PROBLEM DETAILS :: Wherever a line holds the word "Allen", copy that line out.

SUPPLIED RECORDS ::

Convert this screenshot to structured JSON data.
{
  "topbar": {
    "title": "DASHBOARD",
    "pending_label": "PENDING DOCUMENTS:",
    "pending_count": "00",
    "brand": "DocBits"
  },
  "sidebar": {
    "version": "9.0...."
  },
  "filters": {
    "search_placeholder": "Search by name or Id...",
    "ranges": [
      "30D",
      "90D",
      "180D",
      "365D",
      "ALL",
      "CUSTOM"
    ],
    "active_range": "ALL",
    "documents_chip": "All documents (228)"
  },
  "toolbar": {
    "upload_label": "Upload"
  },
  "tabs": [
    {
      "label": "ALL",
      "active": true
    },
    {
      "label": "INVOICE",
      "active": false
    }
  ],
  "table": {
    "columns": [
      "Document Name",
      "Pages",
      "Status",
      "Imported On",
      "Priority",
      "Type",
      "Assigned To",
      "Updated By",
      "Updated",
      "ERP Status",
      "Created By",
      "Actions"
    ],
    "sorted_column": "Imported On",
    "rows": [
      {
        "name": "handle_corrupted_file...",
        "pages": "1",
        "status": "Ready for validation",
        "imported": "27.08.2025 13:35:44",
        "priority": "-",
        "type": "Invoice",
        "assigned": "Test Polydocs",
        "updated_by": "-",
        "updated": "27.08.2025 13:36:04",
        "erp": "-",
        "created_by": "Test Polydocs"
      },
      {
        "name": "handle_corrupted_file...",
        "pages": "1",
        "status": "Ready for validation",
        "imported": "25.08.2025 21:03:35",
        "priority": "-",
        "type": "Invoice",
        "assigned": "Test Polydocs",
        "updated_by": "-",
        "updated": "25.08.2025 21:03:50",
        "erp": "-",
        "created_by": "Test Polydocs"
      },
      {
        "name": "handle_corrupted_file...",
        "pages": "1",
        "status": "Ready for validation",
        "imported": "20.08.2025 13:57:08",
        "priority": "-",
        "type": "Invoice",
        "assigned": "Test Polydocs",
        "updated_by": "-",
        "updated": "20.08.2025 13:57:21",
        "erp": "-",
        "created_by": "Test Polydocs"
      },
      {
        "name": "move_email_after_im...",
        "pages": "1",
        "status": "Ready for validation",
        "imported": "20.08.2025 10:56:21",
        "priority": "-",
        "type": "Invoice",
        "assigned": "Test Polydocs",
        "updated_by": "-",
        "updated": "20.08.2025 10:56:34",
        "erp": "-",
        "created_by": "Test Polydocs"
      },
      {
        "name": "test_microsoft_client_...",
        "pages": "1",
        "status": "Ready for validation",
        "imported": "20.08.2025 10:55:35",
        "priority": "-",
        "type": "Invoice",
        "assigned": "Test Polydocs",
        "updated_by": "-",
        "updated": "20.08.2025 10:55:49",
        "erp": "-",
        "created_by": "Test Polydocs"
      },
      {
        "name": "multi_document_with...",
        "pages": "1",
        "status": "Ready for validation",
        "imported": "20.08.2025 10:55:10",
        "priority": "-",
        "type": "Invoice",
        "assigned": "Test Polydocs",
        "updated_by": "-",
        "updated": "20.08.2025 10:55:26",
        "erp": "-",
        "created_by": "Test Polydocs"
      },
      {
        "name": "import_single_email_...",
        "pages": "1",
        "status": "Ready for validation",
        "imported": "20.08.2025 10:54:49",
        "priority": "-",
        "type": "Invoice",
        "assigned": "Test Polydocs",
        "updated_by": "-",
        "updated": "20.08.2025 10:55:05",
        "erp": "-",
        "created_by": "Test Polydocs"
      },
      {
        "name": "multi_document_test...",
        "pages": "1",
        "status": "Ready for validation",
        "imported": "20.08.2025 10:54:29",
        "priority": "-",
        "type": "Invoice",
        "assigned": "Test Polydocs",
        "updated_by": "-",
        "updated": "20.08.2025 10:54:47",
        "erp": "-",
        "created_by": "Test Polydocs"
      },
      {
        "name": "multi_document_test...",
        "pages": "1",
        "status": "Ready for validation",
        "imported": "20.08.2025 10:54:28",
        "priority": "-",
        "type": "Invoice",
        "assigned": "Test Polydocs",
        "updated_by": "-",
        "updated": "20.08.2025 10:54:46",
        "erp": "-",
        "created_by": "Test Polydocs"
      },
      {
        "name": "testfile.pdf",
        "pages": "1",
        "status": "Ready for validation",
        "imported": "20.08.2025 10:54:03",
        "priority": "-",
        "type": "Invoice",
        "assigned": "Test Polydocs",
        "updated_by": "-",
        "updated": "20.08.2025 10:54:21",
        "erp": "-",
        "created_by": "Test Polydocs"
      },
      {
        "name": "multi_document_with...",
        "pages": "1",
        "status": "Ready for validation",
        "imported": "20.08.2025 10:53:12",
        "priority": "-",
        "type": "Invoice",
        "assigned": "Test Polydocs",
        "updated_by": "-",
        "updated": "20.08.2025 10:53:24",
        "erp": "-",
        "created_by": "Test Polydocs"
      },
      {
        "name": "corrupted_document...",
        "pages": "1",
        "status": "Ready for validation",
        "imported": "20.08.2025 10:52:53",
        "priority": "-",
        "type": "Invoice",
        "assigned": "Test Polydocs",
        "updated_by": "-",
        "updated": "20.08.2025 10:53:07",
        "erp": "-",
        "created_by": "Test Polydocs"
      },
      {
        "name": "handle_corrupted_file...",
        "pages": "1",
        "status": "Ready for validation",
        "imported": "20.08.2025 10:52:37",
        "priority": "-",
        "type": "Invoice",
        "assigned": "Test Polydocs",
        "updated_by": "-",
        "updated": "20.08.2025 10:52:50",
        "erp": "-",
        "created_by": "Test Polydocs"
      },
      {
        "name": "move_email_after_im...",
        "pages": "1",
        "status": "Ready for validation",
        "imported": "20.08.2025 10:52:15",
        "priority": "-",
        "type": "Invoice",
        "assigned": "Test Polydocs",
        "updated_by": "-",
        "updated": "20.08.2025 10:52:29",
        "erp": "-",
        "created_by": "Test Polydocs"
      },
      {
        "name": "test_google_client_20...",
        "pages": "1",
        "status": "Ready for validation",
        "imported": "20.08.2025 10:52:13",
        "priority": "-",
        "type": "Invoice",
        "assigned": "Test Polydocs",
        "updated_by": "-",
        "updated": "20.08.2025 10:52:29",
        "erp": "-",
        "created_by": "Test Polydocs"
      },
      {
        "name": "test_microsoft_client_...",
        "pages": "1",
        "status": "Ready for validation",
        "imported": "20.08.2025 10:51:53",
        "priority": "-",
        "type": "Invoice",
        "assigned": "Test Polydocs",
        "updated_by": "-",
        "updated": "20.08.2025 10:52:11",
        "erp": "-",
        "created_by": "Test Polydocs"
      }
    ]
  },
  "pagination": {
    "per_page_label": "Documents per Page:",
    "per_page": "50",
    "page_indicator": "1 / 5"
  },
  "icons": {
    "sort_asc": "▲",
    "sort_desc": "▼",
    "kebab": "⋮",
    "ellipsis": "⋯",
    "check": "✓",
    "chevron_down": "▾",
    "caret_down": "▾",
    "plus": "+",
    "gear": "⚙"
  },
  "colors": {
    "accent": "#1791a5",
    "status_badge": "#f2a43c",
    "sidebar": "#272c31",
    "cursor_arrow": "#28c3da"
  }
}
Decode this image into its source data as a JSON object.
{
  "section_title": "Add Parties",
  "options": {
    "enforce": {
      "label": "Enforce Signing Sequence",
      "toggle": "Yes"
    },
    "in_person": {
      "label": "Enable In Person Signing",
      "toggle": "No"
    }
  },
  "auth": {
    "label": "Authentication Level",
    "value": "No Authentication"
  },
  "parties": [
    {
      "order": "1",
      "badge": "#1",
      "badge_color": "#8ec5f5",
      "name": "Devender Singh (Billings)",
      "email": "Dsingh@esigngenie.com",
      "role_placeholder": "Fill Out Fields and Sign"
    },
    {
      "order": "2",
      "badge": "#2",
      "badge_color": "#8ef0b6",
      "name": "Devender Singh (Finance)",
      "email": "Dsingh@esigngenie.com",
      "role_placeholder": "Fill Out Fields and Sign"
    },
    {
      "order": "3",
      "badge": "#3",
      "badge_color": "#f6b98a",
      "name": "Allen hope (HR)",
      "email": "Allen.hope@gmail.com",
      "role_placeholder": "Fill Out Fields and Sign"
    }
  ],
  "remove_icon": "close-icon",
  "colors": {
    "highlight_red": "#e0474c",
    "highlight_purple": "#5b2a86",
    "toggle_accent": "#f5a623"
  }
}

RESULT ::
      "name": "Allen hope (HR)",
      "email": "Allen.hope@gmail.com",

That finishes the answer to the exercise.